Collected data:
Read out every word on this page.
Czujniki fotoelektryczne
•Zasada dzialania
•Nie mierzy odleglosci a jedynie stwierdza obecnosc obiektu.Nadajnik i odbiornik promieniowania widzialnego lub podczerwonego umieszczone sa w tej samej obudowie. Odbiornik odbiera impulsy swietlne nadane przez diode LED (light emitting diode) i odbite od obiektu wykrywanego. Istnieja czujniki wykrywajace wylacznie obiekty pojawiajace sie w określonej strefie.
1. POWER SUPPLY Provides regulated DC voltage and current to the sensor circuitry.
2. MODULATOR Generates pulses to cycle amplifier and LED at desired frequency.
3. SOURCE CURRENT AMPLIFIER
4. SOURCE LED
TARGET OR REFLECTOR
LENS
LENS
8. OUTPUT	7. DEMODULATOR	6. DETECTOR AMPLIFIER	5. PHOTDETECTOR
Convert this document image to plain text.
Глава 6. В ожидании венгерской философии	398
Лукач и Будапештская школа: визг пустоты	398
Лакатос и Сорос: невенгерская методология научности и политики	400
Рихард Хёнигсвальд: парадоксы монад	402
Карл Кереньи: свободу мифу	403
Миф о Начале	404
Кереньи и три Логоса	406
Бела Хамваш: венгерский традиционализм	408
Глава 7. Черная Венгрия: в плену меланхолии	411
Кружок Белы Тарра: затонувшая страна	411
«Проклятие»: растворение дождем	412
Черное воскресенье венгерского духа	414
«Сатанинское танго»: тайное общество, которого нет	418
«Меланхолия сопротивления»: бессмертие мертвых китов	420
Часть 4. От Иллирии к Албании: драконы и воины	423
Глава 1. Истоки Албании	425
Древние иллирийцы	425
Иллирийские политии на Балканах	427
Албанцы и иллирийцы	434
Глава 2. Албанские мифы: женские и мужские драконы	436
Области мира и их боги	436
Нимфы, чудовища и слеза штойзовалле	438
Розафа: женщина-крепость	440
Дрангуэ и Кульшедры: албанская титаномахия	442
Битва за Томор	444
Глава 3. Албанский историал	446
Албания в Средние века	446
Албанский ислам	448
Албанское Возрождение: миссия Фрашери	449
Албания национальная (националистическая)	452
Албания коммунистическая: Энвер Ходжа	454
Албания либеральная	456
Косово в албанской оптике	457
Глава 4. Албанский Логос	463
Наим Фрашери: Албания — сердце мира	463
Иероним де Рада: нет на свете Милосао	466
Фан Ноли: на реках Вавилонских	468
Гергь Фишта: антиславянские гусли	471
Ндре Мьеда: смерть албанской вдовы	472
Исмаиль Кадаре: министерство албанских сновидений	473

## Written problem
Copy out all lines from the material above that contain the string "албанской".

## Task response
Косово в албанской оптике	457
Ндре Мьеда: смерть албанской вдовы	472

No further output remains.